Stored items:
(begin)

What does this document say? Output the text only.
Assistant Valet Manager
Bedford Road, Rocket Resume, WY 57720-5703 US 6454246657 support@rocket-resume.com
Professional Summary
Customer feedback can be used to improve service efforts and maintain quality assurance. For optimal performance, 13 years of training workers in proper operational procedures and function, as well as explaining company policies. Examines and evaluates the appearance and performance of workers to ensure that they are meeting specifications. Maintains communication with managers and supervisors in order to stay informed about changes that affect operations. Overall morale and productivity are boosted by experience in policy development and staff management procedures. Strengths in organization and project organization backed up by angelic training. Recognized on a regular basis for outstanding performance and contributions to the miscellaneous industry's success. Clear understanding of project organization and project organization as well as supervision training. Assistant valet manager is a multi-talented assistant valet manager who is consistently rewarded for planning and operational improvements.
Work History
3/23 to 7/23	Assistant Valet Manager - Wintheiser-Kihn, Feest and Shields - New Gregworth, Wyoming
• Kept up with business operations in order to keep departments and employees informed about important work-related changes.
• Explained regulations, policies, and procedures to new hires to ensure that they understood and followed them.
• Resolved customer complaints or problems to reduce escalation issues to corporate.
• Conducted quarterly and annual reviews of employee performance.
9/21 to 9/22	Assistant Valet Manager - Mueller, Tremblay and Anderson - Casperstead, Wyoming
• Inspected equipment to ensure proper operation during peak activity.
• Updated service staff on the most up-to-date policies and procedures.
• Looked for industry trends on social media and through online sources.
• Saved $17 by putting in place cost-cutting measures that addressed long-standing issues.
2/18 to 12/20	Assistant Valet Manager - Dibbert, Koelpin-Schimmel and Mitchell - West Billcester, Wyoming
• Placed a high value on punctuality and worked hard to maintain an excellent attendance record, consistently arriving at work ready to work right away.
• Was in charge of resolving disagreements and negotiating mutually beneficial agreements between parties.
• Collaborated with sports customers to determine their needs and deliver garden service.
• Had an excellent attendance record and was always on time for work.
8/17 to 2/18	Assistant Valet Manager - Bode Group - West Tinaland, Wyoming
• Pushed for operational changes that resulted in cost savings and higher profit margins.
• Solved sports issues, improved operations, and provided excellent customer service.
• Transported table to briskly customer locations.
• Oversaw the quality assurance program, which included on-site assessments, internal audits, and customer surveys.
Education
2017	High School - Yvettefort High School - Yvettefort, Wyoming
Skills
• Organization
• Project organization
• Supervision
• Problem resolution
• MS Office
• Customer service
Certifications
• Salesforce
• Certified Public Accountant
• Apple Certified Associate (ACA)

(end)

Write out every entry again exactly, please, with nothing missing.

■ **RESPONSE TO THE EXERCISE**
What does this document say? Output the text only.
Assistant Valet Manager
Bedford Road, Rocket Resume, WY 57720-5703 US 6454246657 support@rocket-resume.com
Professional Summary
Customer feedback can be used to improve service efforts and maintain quality assurance. For optimal performance, 13 years of training workers in proper operational procedures and function, as well as explaining company policies. Examines and evaluates the appearance and performance of workers to ensure that they are meeting specifications. Maintains communication with managers and supervisors in order to stay informed about changes that affect operations. Overall morale and productivity are boosted by experience in policy development and staff management procedures. Strengths in organization and project organization backed up by angelic training. Recognized on a regular basis for outstanding performance and contributions to the miscellaneous industry's success. Clear understanding of project organization and project organization as well as supervision training. Assistant valet manager is a multi-talented assistant valet manager who is consistently rewarded for planning and operational improvements.
Work History
3/23 to 7/23	Assistant Valet Manager - Wintheiser-Kihn, Feest and Shields - New Gregworth, Wyoming
• Kept up with business operations in order to keep departments and employees informed about important work-related changes.
• Explained regulations, policies, and procedures to new hires to ensure that they understood and followed them.
• Resolved customer complaints or problems to reduce escalation issues to corporate.
• Conducted quarterly and annual reviews of employee performance.
9/21 to 9/22	Assistant Valet Manager - Mueller, Tremblay and Anderson - Casperstead, Wyoming
• Inspected equipment to ensure proper operation during peak activity.
• Updated service staff on the most up-to-date policies and procedures.
• Looked for industry trends on social media and through online sources.
• Saved $17 by putting in place cost-cutting measures that addressed long-standing issues.
2/18 to 12/20	Assistant Valet Manager - Dibbert, Koelpin-Schimmel and Mitchell - West Billcester, Wyoming
• Placed a high value on punctuality and worked hard to maintain an excellent attendance record, consistently arriving at work ready to work right away.
• Was in charge of resolving disagreements and negotiating mutually beneficial agreements between parties.
• Collaborated with sports customers to determine their needs and deliver garden service.
• Had an excellent attendance record and was always on time for work.
8/17 to 2/18	Assistant Valet Manager - Bode Group - West Tinaland, Wyoming
• Pushed for operational changes that resulted in cost savings and higher profit margins.
• Solved sports issues, improved operations, and provided excellent customer service.
• Transported table to briskly customer locations.
• Oversaw the quality assurance program, which included on-site assessments, internal audits, and customer surveys.
Education
2017	High School - Yvettefort High School - Yvettefort, Wyoming
Skills
• Organization
• Project organization
• Supervision
• Problem resolution
• MS Office
• Customer service
Certifications
• Salesforce
• Certified Public Accountant
• Apple Certified Associate (ACA)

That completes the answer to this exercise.